* Job
Go through the data below and gather each line containing "depth".
** start Records to process **
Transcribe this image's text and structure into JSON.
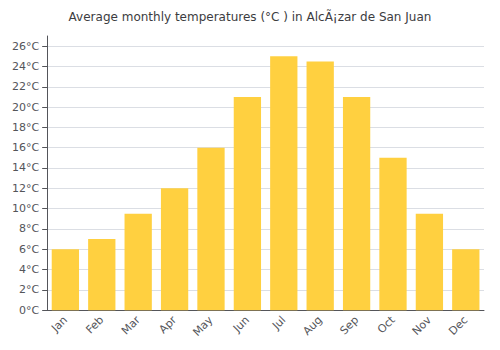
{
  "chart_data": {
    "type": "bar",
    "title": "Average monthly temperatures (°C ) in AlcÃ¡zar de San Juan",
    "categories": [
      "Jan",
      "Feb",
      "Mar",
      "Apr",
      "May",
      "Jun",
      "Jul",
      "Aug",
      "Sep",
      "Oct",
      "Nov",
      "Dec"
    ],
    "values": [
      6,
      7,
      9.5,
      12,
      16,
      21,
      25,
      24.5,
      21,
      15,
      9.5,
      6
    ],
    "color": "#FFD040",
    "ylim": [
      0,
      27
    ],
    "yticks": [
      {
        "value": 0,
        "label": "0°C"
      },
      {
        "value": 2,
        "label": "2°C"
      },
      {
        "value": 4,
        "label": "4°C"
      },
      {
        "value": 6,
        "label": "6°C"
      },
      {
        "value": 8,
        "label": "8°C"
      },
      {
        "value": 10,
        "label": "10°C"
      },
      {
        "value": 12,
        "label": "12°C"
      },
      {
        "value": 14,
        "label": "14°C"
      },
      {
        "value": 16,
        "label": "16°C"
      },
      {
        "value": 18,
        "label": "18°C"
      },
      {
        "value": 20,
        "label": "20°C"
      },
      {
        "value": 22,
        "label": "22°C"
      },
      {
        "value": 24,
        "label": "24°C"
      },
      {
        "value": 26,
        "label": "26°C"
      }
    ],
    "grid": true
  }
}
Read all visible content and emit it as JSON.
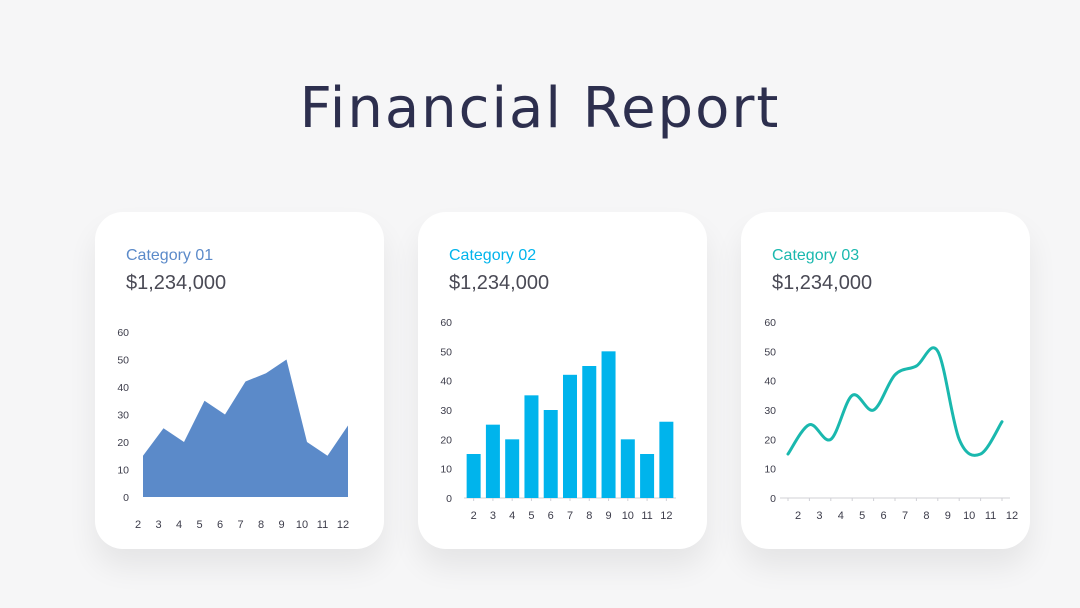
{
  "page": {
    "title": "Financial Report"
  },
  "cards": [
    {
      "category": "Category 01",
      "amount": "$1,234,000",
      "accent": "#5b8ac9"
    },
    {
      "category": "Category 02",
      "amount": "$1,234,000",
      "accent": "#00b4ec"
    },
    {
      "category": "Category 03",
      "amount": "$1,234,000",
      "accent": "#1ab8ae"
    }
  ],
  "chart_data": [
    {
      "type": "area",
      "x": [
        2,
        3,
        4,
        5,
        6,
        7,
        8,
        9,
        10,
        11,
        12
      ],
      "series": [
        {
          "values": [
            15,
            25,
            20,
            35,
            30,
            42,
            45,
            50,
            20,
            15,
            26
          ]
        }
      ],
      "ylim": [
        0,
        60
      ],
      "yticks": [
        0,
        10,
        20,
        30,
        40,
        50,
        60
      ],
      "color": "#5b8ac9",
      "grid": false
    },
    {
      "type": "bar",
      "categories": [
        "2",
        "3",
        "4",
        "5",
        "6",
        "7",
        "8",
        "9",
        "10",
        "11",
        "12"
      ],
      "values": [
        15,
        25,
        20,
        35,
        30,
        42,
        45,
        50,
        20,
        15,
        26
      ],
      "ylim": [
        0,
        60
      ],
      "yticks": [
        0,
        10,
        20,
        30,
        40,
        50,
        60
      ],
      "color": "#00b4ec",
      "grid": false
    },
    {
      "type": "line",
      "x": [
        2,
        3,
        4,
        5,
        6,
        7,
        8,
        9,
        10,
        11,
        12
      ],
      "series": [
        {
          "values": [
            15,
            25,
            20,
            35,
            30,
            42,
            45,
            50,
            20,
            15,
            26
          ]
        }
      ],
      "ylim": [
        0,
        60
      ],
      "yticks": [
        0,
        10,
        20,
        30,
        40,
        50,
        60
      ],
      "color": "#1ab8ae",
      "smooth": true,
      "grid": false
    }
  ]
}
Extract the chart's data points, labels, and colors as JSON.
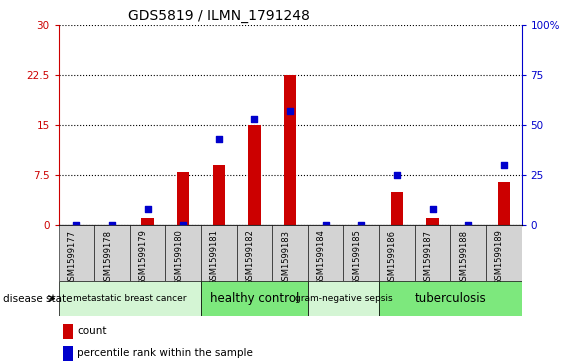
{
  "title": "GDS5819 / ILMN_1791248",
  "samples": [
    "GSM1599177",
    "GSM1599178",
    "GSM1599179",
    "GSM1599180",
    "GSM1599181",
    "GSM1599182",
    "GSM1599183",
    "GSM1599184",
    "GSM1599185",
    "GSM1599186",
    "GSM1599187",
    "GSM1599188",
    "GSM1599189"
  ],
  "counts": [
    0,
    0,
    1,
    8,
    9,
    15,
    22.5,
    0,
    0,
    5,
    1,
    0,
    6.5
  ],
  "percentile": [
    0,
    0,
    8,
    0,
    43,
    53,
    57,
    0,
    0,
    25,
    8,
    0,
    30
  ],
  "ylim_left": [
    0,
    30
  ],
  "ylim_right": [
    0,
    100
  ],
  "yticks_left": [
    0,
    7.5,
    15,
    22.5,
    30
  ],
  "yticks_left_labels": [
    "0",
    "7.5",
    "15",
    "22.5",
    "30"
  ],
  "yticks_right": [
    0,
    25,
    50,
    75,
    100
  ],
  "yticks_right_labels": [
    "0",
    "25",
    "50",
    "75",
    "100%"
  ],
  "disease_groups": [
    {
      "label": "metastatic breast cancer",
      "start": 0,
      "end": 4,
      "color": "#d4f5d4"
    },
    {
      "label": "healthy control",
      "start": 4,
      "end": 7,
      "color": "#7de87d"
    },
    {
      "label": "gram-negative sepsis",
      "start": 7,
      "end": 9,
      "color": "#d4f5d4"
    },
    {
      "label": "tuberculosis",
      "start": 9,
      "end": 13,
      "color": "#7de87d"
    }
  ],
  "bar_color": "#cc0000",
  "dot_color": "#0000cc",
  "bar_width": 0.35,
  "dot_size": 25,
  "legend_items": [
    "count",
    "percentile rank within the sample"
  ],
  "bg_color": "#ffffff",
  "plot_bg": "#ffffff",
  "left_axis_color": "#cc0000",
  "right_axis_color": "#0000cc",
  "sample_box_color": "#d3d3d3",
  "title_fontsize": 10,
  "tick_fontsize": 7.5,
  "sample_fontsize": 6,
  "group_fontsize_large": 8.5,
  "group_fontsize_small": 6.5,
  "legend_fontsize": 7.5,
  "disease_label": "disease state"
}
** end Records to process **
** start Records to process **
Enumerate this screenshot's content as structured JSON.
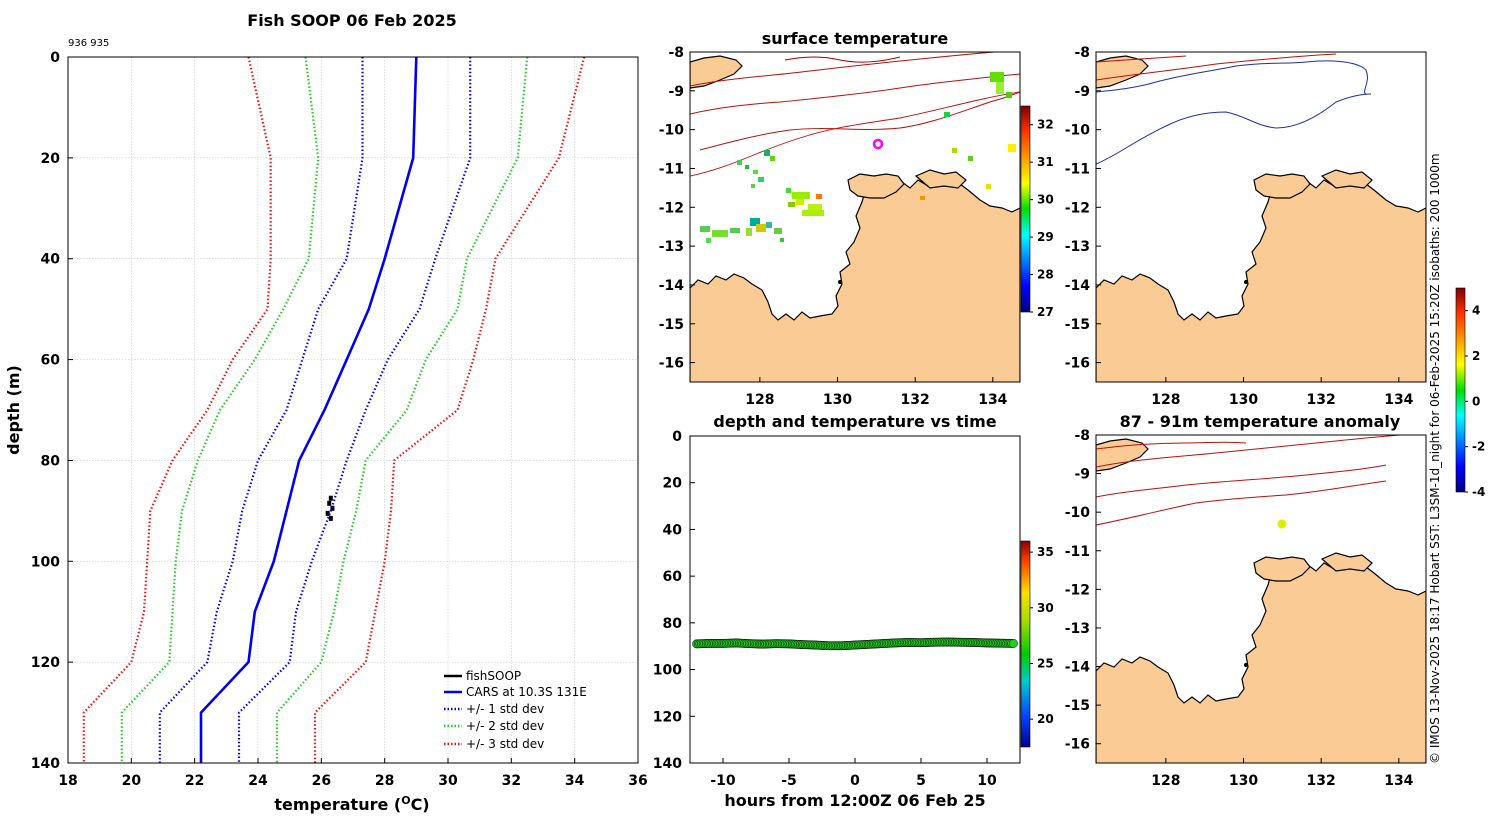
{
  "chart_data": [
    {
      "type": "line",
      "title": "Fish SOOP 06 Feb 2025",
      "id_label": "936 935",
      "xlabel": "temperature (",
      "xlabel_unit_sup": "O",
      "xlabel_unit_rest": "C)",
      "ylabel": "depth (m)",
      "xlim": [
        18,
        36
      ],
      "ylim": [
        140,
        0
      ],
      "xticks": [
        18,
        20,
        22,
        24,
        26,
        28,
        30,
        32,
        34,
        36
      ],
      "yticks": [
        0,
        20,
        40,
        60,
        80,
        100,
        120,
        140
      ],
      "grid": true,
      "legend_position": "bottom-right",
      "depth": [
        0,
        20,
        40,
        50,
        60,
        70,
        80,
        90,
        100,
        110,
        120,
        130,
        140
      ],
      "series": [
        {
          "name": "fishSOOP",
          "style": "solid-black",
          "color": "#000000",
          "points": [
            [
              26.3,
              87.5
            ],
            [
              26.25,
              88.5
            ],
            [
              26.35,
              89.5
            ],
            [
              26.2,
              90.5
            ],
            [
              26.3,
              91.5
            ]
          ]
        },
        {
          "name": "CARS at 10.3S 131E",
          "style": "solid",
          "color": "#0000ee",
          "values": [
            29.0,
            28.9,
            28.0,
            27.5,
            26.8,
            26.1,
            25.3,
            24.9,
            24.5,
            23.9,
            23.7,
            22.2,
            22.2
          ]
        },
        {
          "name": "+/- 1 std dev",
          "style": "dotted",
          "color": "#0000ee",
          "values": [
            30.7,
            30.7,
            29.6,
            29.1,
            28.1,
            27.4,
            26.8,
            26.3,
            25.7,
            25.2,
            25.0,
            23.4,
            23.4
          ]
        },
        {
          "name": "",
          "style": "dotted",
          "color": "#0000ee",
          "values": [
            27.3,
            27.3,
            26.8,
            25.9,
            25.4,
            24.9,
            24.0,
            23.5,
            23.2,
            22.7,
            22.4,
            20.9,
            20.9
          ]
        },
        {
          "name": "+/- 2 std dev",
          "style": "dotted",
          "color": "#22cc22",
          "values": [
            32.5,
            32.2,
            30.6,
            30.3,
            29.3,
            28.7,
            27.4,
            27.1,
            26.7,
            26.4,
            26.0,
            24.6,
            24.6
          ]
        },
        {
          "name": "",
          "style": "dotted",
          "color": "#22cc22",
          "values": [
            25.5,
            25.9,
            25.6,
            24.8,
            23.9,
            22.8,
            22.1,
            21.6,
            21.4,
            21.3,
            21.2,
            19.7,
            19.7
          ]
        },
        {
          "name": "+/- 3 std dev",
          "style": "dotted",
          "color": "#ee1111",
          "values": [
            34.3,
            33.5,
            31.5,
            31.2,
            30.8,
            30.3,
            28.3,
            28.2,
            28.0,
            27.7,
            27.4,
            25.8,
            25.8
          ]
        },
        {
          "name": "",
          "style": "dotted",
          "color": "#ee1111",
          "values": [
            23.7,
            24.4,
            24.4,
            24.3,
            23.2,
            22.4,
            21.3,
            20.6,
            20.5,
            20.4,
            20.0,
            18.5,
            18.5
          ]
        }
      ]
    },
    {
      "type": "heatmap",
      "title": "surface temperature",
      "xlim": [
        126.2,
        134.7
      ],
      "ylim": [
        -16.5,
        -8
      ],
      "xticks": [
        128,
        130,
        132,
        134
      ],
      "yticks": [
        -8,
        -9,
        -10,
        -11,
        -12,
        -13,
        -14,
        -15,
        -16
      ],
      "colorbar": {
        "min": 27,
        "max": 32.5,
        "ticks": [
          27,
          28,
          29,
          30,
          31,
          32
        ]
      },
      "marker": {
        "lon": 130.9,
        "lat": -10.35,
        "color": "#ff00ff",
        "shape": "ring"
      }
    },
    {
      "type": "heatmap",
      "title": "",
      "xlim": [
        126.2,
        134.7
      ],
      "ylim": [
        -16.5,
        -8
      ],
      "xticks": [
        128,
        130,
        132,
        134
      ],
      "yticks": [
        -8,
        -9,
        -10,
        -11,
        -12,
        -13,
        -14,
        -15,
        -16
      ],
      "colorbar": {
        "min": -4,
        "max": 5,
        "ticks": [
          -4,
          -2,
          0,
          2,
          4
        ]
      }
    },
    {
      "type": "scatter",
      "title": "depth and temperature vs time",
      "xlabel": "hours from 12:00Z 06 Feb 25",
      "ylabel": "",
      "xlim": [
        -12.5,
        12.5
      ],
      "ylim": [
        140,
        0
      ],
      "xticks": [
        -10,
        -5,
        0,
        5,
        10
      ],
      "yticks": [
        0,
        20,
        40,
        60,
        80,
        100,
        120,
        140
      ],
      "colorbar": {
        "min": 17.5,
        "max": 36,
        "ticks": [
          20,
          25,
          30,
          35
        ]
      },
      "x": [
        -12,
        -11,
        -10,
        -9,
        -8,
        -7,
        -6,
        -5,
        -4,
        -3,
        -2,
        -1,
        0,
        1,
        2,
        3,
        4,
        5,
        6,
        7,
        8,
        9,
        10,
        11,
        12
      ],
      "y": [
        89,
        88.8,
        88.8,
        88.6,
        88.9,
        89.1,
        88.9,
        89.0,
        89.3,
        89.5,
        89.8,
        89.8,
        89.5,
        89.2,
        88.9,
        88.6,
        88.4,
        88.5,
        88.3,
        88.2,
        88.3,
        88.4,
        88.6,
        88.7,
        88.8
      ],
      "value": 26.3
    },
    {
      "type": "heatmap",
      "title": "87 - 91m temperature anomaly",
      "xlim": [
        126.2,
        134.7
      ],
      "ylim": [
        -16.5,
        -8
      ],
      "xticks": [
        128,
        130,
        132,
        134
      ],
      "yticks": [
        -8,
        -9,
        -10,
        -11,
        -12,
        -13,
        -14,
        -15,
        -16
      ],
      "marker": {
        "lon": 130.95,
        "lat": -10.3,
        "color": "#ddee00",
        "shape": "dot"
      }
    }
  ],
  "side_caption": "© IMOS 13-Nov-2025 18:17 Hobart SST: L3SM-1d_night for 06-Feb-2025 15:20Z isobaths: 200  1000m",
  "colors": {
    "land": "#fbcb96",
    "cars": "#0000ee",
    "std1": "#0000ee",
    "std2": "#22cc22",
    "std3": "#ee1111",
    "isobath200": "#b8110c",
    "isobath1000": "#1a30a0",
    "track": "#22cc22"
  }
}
** end Records to process **
** start Records to process **
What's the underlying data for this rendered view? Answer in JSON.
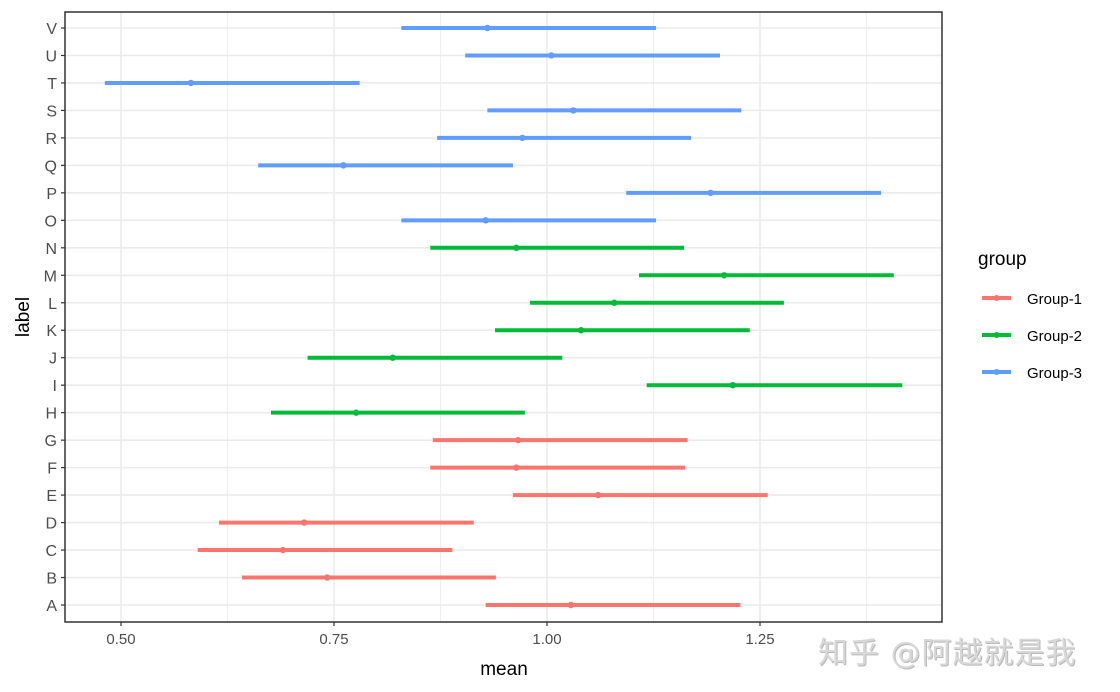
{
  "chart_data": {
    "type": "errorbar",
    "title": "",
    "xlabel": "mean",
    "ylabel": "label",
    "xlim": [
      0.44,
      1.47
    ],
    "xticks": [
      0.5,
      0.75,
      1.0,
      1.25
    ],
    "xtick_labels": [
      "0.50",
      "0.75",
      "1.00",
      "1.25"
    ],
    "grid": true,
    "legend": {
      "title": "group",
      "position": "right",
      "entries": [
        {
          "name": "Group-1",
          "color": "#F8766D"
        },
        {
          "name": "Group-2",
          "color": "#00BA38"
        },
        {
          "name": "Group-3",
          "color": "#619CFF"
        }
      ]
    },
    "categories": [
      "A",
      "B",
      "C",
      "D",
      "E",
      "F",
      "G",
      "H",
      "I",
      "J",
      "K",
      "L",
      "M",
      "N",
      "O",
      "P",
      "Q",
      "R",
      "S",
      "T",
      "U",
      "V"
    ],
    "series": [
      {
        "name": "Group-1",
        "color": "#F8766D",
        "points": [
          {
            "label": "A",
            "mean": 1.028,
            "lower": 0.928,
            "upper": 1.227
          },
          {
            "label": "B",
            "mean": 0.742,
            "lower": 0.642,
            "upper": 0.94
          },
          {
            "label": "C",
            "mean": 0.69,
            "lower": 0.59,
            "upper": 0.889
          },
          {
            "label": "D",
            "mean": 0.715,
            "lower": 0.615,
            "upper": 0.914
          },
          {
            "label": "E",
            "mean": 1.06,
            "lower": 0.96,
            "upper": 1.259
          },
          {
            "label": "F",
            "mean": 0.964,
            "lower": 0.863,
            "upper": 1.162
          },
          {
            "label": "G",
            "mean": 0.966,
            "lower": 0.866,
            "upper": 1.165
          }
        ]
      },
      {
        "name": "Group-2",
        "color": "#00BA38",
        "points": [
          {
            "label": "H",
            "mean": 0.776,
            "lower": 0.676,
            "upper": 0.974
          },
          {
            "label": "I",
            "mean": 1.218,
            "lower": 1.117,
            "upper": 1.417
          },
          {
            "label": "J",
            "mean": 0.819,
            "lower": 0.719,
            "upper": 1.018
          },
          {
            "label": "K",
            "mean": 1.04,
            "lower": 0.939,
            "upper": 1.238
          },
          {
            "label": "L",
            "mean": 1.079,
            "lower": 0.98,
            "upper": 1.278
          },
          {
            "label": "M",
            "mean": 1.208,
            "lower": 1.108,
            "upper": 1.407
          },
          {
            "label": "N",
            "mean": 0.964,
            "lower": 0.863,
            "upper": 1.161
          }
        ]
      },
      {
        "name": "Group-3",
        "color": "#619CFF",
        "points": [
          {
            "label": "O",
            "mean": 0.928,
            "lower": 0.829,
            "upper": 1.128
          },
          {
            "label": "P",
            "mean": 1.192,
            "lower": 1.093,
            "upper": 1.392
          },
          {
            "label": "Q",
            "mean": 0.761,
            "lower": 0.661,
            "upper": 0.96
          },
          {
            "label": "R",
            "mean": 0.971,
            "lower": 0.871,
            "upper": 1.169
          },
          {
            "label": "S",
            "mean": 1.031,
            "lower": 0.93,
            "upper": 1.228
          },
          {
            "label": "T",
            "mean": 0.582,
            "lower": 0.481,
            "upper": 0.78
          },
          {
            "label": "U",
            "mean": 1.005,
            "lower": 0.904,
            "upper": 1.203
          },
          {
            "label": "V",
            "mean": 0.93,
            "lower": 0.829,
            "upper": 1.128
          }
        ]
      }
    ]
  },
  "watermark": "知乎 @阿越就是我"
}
** end Records to process **
* Exercise answer
      "ylabel": "depth (m)",
      "depth": [
      "title": "depth and temperature vs time",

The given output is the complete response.